Written instruction: Leave out the pictures; transcribe all else exactly.

Raw records:
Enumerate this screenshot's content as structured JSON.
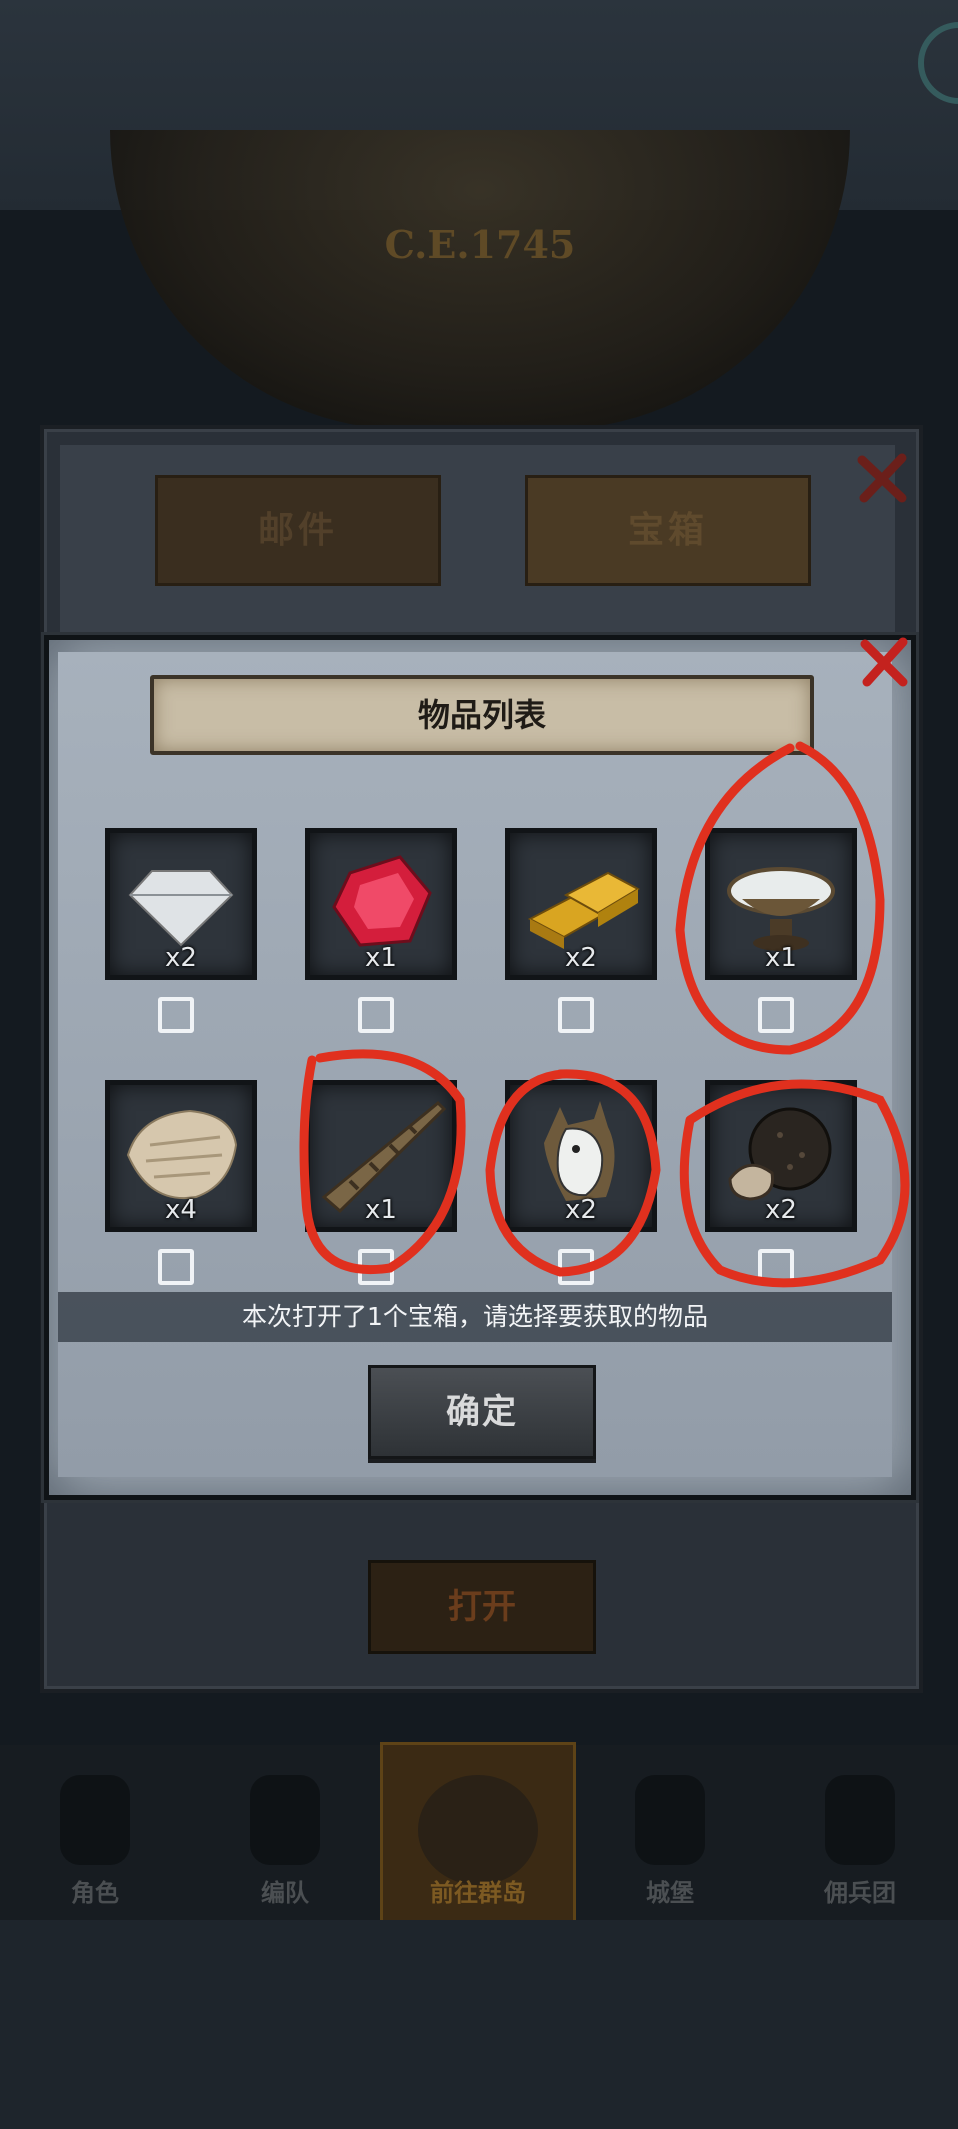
{
  "background": {
    "year_label": "C.E.1745",
    "mail_tabs": [
      "邮件",
      "宝箱"
    ],
    "open_button": "打开",
    "nav": [
      {
        "label": "角色",
        "icon": "character-icon"
      },
      {
        "label": "编队",
        "icon": "formation-icon"
      },
      {
        "label": "前往群岛",
        "icon": "islands-compass-icon",
        "active": true
      },
      {
        "label": "城堡",
        "icon": "castle-icon"
      },
      {
        "label": "佣兵团",
        "icon": "mercenary-icon"
      }
    ]
  },
  "dialog": {
    "title": "物品列表",
    "items": [
      {
        "name": "diamond",
        "qty": "x2",
        "checked": false
      },
      {
        "name": "ruby",
        "qty": "x1",
        "checked": false
      },
      {
        "name": "gold-bars",
        "qty": "x2",
        "checked": false
      },
      {
        "name": "silver-bowl",
        "qty": "x1",
        "checked": false
      },
      {
        "name": "fur-pelt",
        "qty": "x4",
        "checked": false
      },
      {
        "name": "unicorn-horn",
        "qty": "x1",
        "checked": false
      },
      {
        "name": "horse-head",
        "qty": "x2",
        "checked": false
      },
      {
        "name": "truffle",
        "qty": "x2",
        "checked": false
      }
    ],
    "hint": "本次打开了1个宝箱，请选择要获取的物品",
    "confirm_button": "确定"
  },
  "colors": {
    "annotation": "#e0301e",
    "panel": "#9fa9b4",
    "title_scroll": "#c8bda6"
  }
}
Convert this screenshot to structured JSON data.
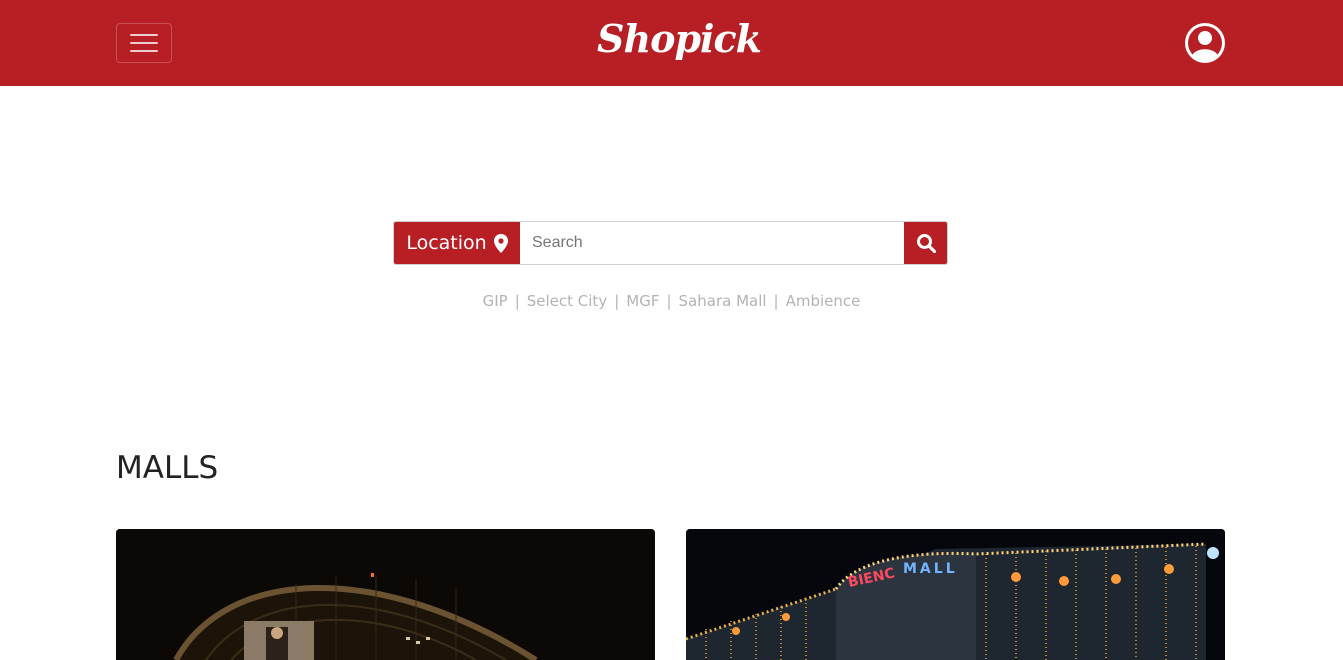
{
  "navbar": {
    "brand": "Shopick",
    "menu_icon": "hamburger-icon",
    "user_icon": "user-circle-icon",
    "background_color": "#b71f25"
  },
  "search": {
    "location_label": "Location",
    "location_icon": "map-marker-icon",
    "placeholder": "Search",
    "value": "",
    "search_icon": "search-icon"
  },
  "quick_links": [
    "GIP",
    "Select City",
    "MGF",
    "Sahara Mall",
    "Ambience"
  ],
  "malls_section": {
    "title": "MALLS"
  },
  "mall_cards": [
    {
      "image": "mall-photo-dome-night"
    },
    {
      "image": "mall-photo-lights-night",
      "sign_left": "BIENC",
      "sign_right": "MALL"
    }
  ]
}
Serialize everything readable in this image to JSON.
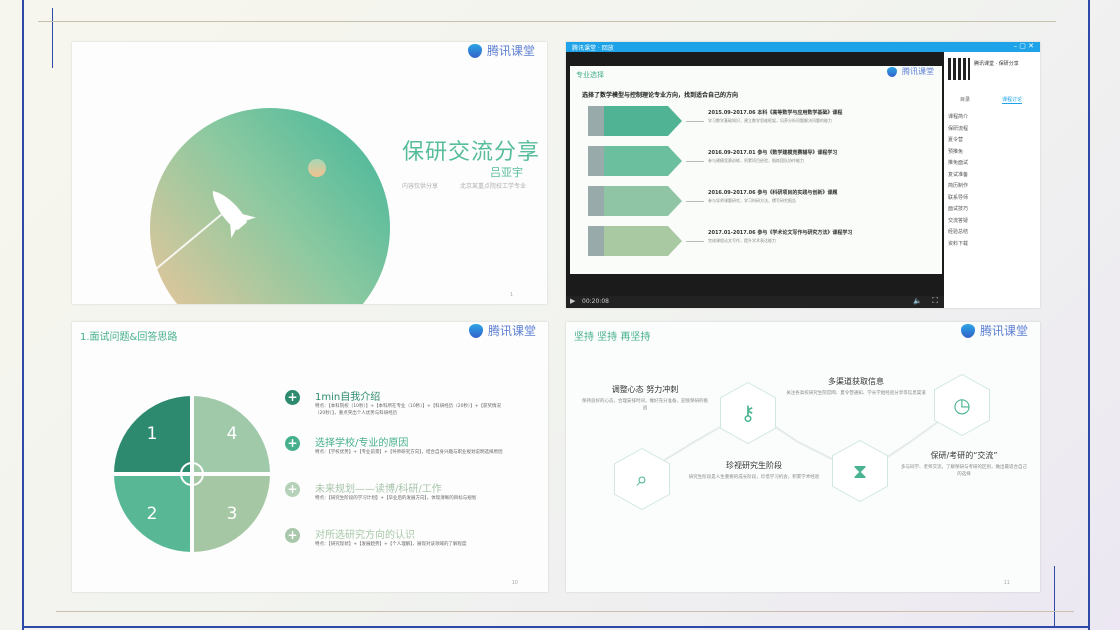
{
  "colors": {
    "accent_green": "#4ab392",
    "dark_green": "#2e8a6f",
    "frame_blue": "#2f49a8",
    "brand_blue": "#5d7fd3"
  },
  "brand": {
    "name": "腾讯课堂",
    "icon": "shield-icon"
  },
  "slide1": {
    "title": "保研交流分享",
    "author": "吕亚宇",
    "meta_left": "内容仅供分享",
    "meta_right": "北京某重点院校工学专业",
    "page_number": "1"
  },
  "slide2": {
    "window_title": "腾讯课堂 · 回放",
    "section": "专业选择",
    "heading": "选择了数学模型与控制理论专业方向，找到适合自己的方向",
    "rows": [
      {
        "num": "01",
        "title": "2015.09-2017.06  本科《高等数学与应用数学基础》课程",
        "desc": "学习数学基础知识，建立数学思维框架，培养分析问题解决问题的能力"
      },
      {
        "num": "02",
        "title": "2016.09-2017.01  参与《数学建模竞赛辅导》课程学习",
        "desc": "参与建模竞赛训练，积累项目经验，锻炼团队协作能力"
      },
      {
        "num": "03",
        "title": "2016.09-2017.06  参与《科研项目的实践与创新》课题",
        "desc": "参与导师课题研究，学习科研方法，撰写研究报告"
      },
      {
        "num": "04",
        "title": "2017.01-2017.06  参与《学术论文写作与研究方法》课程学习",
        "desc": "完成课程论文写作，提升学术表达能力"
      }
    ],
    "sidebar": {
      "course_name": "腾讯课堂 · 保研分享",
      "tabs": [
        "目录",
        "课程讨论"
      ],
      "items": [
        "课程简介",
        "保研流程",
        "夏令营",
        "预推免",
        "推免面试",
        "复试准备",
        "简历制作",
        "联系导师",
        "面试技巧",
        "交流答疑",
        "经验总结",
        "资料下载"
      ]
    },
    "time": "00:20:08"
  },
  "slide3": {
    "title": "1.面试问题&回答思路",
    "quadrants": [
      "1",
      "4",
      "2",
      "3"
    ],
    "items": [
      {
        "heading": "1min自我介绍",
        "desc": "特点：【本科院校（10秒）】+【本科所在专业（10秒）】+【科研经历（20秒）】+【获奖情况（20秒）】，重点突出个人优势与科研经历",
        "icon": "plus-icon"
      },
      {
        "heading": "选择学校/专业的原因",
        "desc": "特点：【学校优势】+【专业前景】+【导师研究方向】，结合自身兴趣与职业规划说明选择原因",
        "icon": "plus-icon"
      },
      {
        "heading": "未来规划——读博/科研/工作",
        "desc": "特点：【研究生阶段的学习计划】+【毕业后的发展方向】，体现清晰的目标与规划",
        "icon": "plus-icon"
      },
      {
        "heading": "对所选研究方向的认识",
        "desc": "特点：【研究现状】+【发展趋势】+【个人理解】，展现对该领域的了解程度",
        "icon": "plus-icon"
      }
    ],
    "page_number": "10"
  },
  "slide4": {
    "title": "坚持 坚持 再坚持",
    "blocks": [
      {
        "heading": "调整心态 努力冲刺",
        "desc": "保持良好的心态，合理安排时间，做好充分准备，迎接保研的挑战"
      },
      {
        "heading": "多渠道获取信息",
        "desc": "关注各高校研究生院官网、夏令营通知、学长学姐经验分享等信息渠道"
      },
      {
        "heading": "珍视研究生阶段",
        "desc": "研究生阶段是人生重要的成长阶段，珍惜学习机会，积累学术经验"
      },
      {
        "heading": "保研/考研的“交流”",
        "desc": "多与同学、老师交流，了解保研与考研的区别，做出最适合自己的选择"
      }
    ],
    "page_number": "11"
  }
}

Exercise solution:
Enumerate this screenshot's content as structured JSON.
{
  "background": {
    "year_label": "C.E.1745",
    "mail_tabs": [
      "邮件",
      "宝箱"
    ],
    "open_button": "打开",
    "nav": [
      {
        "label": "角色",
        "icon": "character-icon"
      },
      {
        "label": "编队",
        "icon": "formation-icon"
      },
      {
        "label": "前往群岛",
        "icon": "islands-compass-icon",
        "active": true
      },
      {
        "label": "城堡",
        "icon": "castle-icon"
      },
      {
        "label": "佣兵团",
        "icon": "mercenary-icon"
      }
    ]
  },
  "dialog": {
    "title": "物品列表",
    "items": [
      {
        "name": "diamond",
        "qty": "x2",
        "checked": false
      },
      {
        "name": "ruby",
        "qty": "x1",
        "checked": false
      },
      {
        "name": "gold-bars",
        "qty": "x2",
        "checked": false
      },
      {
        "name": "silver-bowl",
        "qty": "x1",
        "checked": false
      },
      {
        "name": "fur-pelt",
        "qty": "x4",
        "checked": false
      },
      {
        "name": "unicorn-horn",
        "qty": "x1",
        "checked": false
      },
      {
        "name": "horse-head",
        "qty": "x2",
        "checked": false
      },
      {
        "name": "truffle",
        "qty": "x2",
        "checked": false
      }
    ],
    "hint": "本次打开了1个宝箱，请选择要获取的物品",
    "confirm_button": "确定"
  },
  "colors": {
    "annotation": "#e0301e",
    "panel": "#9fa9b4",
    "title_scroll": "#c8bda6"
  }
}
Convert this screenshot to structured JSON data.
{
  "navbar": {
    "brand": "Shopick",
    "menu_icon": "hamburger-icon",
    "user_icon": "user-circle-icon",
    "background_color": "#b71f25"
  },
  "search": {
    "location_label": "Location",
    "location_icon": "map-marker-icon",
    "placeholder": "Search",
    "value": "",
    "search_icon": "search-icon"
  },
  "quick_links": [
    "GIP",
    "Select City",
    "MGF",
    "Sahara Mall",
    "Ambience"
  ],
  "malls_section": {
    "title": "MALLS"
  },
  "mall_cards": [
    {
      "image": "mall-photo-dome-night"
    },
    {
      "image": "mall-photo-lights-night",
      "sign_left": "BIENC",
      "sign_right": "MALL"
    }
  ]
}
Serialize everything readable in this image to JSON.
{
  "colors": {
    "accent_green": "#4ab392",
    "dark_green": "#2e8a6f",
    "frame_blue": "#2f49a8",
    "brand_blue": "#5d7fd3"
  },
  "brand": {
    "name": "腾讯课堂",
    "icon": "shield-icon"
  },
  "slide1": {
    "title": "保研交流分享",
    "author": "吕亚宇",
    "meta_left": "内容仅供分享",
    "meta_right": "北京某重点院校工学专业",
    "page_number": "1"
  },
  "slide2": {
    "window_title": "腾讯课堂 · 回放",
    "section": "专业选择",
    "heading": "选择了数学模型与控制理论专业方向，找到适合自己的方向",
    "rows": [
      {
        "num": "01",
        "title": "2015.09-2017.06  本科《高等数学与应用数学基础》课程",
        "desc": "学习数学基础知识，建立数学思维框架，培养分析问题解决问题的能力"
      },
      {
        "num": "02",
        "title": "2016.09-2017.01  参与《数学建模竞赛辅导》课程学习",
        "desc": "参与建模竞赛训练，积累项目经验，锻炼团队协作能力"
      },
      {
        "num": "03",
        "title": "2016.09-2017.06  参与《科研项目的实践与创新》课题",
        "desc": "参与导师课题研究，学习科研方法，撰写研究报告"
      },
      {
        "num": "04",
        "title": "2017.01-2017.06  参与《学术论文写作与研究方法》课程学习",
        "desc": "完成课程论文写作，提升学术表达能力"
      }
    ],
    "sidebar": {
      "course_name": "腾讯课堂 · 保研分享",
      "tabs": [
        "目录",
        "课程讨论"
      ],
      "items": [
        "课程简介",
        "保研流程",
        "夏令营",
        "预推免",
        "推免面试",
        "复试准备",
        "简历制作",
        "联系导师",
        "面试技巧",
        "交流答疑",
        "经验总结",
        "资料下载"
      ]
    },
    "time": "00:20:08"
  },
  "slide3": {
    "title": "1.面试问题&回答思路",
    "quadrants": [
      "1",
      "4",
      "2",
      "3"
    ],
    "items": [
      {
        "heading": "1min自我介绍",
        "desc": "特点：【本科院校（10秒）】+【本科所在专业（10秒）】+【科研经历（20秒）】+【获奖情况（20秒）】，重点突出个人优势与科研经历",
        "icon": "plus-icon"
      },
      {
        "heading": "选择学校/专业的原因",
        "desc": "特点：【学校优势】+【专业前景】+【导师研究方向】，结合自身兴趣与职业规划说明选择原因",
        "icon": "plus-icon"
      },
      {
        "heading": "未来规划——读博/科研/工作",
        "desc": "特点：【研究生阶段的学习计划】+【毕业后的发展方向】，体现清晰的目标与规划",
        "icon": "plus-icon"
      },
      {
        "heading": "对所选研究方向的认识",
        "desc": "特点：【研究现状】+【发展趋势】+【个人理解】，展现对该领域的了解程度",
        "icon": "plus-icon"
      }
    ],
    "page_number": "10"
  },
  "slide4": {
    "title": "坚持 坚持 再坚持",
    "blocks": [
      {
        "heading": "调整心态 努力冲刺",
        "desc": "保持良好的心态，合理安排时间，做好充分准备，迎接保研的挑战"
      },
      {
        "heading": "多渠道获取信息",
        "desc": "关注各高校研究生院官网、夏令营通知、学长学姐经验分享等信息渠道"
      },
      {
        "heading": "珍视研究生阶段",
        "desc": "研究生阶段是人生重要的成长阶段，珍惜学习机会，积累学术经验"
      },
      {
        "heading": "保研/考研的“交流”",
        "desc": "多与同学、老师交流，了解保研与考研的区别，做出最适合自己的选择"
      }
    ],
    "page_number": "11"
  }
}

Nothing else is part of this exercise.